Gericht VG Potsdam 3. Kammer Entscheidungsdatum 14.02.2024
Aktenzeichen VG 3 L 67/24 ECLI ECLI:DE:VGPOTSD:2024:0214.3L67.24.00
Dokumententyp Beschluss Verfahrensgang -
Normen § 81 b Abs. 1, 2 Alternative StPO

Tenor

Der Antrag wird abgelehnt.

Der Antragsteller trägt die Kosten des Verfahrens.

Der Streitwert wird auf 2.500 Euro festgesetzt.

Gründe

Da nach § 78 Abs. 1 Nr. 2 VwGO i.V.m. § 8 Abs. 2 BbgVwGG Anfechtungsklagen gegen die Behörde zu richten sind, die den angefochtenen Verwaltungsakt erlassen hat, und diese Regelung entsprechend auch für Verfahren des vorläufigen Rechtsschutzes gilt, wurde das Rubrum auf Passivseite wie ersichtlich berichtigt.

1. Der Antrag des Antragstellers,

die aufschiebende Wirkung seines Widerspruchs vom 26. Januar 2024 gegen die Anordnung zur Durchführung einer erkennungsdienstlichen Behandlung des Antragsgegners vom 10. Januar 2024 wiederherzustellen,

bleibt ohne Erfolg.

Der auf § 80 Abs. 5 Satz 1 Alt. 2 VwGO gestützte Antrag ist zulässig, aber unbegründet.

-------------------------

- **AUFGABEN**:
- 1) Auf welchen Betrag wird der Streitwert im Gerichtsbeschluss festgesetzt?
- 2) Führe den Gerichtsbeschluss im Anschluss an seinen letzten Satz weiter.

- **AUFGELISTETE ZEILEN**:
-------------------------

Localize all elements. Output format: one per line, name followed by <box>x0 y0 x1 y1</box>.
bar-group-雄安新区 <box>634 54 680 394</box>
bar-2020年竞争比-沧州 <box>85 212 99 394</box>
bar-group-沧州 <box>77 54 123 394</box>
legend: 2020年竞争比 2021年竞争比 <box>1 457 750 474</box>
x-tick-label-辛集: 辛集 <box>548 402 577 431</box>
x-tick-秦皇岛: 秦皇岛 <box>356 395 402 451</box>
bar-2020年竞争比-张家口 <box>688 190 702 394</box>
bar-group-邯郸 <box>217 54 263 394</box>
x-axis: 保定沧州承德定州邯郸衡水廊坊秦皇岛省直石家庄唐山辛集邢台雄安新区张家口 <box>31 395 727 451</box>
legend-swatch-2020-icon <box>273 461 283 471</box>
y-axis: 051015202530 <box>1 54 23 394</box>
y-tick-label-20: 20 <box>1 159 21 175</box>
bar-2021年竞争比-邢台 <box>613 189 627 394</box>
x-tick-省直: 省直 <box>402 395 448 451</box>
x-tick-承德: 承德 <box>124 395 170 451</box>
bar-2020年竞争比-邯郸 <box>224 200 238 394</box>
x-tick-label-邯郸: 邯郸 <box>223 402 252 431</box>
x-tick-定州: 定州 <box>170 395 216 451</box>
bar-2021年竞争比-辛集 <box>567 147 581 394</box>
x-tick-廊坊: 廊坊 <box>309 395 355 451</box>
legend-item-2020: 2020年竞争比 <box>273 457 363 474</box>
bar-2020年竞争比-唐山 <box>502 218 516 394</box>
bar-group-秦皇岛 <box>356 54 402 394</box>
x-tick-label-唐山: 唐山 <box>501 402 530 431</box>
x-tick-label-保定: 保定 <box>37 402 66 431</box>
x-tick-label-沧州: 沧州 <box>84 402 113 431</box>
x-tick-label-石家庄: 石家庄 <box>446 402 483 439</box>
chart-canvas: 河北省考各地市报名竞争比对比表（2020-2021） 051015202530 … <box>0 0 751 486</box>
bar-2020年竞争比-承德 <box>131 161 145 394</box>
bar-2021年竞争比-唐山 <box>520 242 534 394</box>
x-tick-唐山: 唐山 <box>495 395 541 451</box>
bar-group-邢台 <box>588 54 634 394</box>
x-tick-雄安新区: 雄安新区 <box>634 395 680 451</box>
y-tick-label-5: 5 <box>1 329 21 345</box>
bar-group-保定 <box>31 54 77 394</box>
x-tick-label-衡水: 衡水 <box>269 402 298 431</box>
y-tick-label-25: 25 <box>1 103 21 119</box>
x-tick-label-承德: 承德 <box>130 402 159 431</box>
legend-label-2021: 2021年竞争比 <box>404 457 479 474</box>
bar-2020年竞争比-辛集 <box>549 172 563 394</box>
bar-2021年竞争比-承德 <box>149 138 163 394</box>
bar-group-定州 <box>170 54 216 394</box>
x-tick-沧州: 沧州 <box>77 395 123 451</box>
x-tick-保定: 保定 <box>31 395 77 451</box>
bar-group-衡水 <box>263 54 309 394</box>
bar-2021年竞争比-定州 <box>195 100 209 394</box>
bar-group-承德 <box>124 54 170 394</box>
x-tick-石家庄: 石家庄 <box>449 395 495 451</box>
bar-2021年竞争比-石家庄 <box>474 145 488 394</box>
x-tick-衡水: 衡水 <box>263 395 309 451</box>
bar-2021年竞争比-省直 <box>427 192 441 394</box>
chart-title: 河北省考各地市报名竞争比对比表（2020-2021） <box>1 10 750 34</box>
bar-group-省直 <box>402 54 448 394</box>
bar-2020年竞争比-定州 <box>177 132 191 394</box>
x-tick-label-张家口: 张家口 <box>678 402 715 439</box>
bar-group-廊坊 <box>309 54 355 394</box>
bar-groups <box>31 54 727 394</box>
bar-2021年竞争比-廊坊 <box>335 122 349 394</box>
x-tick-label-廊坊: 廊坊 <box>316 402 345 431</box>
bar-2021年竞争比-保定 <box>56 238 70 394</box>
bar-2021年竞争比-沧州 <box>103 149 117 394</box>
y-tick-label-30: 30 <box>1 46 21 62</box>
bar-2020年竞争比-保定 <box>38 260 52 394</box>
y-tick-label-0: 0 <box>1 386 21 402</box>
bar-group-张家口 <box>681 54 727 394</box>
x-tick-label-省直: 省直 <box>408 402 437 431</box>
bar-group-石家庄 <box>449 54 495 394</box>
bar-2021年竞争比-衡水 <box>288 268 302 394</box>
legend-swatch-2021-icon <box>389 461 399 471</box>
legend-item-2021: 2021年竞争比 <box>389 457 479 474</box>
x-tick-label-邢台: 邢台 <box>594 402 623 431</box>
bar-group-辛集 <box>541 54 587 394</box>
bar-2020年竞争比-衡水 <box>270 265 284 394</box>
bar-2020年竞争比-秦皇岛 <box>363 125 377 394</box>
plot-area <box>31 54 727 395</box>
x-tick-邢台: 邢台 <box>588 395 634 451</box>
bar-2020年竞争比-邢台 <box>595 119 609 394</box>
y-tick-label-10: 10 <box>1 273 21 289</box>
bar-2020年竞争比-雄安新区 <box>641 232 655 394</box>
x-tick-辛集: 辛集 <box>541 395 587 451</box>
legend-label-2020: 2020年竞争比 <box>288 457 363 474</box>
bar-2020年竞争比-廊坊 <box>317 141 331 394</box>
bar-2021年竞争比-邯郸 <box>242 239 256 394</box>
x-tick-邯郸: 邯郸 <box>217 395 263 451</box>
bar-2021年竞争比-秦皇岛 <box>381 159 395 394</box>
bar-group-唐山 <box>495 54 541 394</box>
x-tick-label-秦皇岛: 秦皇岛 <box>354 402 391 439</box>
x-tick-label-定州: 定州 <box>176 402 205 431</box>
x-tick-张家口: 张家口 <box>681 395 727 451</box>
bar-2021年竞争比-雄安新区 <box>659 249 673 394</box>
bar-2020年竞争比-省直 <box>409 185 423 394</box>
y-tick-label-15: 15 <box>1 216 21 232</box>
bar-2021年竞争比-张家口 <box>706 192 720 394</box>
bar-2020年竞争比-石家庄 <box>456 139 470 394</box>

-------------------------

- **ANTWORTEN JE AUFGABE**:
- 1) Auf 2.500 Euro.

- 2)
a) Die Anordnung der sofortigen Vollziehung entspricht den formellen Anforderungen gemäß § 80 Abs. 3 VwGO, wonach in den Fällen des § 80 Abs. 2 Satz 1 Nr. 4 VwGO das besondere Interesse an der sofortigen Vollziehung des Verwaltungsaktes schriftlich zu begründen ist. Die Vollziehbarkeitsanordnung lässt durch Bezugnahme auf die konkreten Umstände des Einzelfalls hinreichend erkennen, dass sich die Behörde des rechtlichen Ausnahmecharakters der Anordnung bewusst ist. Deckt sich die Begründung des besonderen Vollzugsinteresses mit der Begründung der Anordnung der erkennungsdienstlichen Behandlung teilweise – hier soweit auf die Gefahr der wiederholten Begehung von Straftaten abgestellt wird –, ist dies unschädlich, weil sich bei Gefahrenabwehrmaßnahmen aufgrund der typischerweise gesteigerten Gefährdungslage für das öffentliche Interesse eine (teilweise) Identität der Begründung schon aus der besonderen Dringlichkeit rechtfertigen lässt (vgl. OVG Berlin-Brandenburg, Beschluss vom 10. Juni 2009 – OVG 1 S 97.09 –, juris Rn. 3).

b) Die vom Gericht vorzunehmende Interessenabwägung fällt zu Lasten des Antragstellers aus, weil nach der im Verfahren nach § 80 Abs. 5 Satz 1 VwGO gebotenen aber auch ausreichenden summarischen Prüfung der Sach- und Rechtslage keine durchgreifenden Bedenken an der Rechtmäßigkeit der Anordnung der erkennungsdienstlichen Behandlung bestehen.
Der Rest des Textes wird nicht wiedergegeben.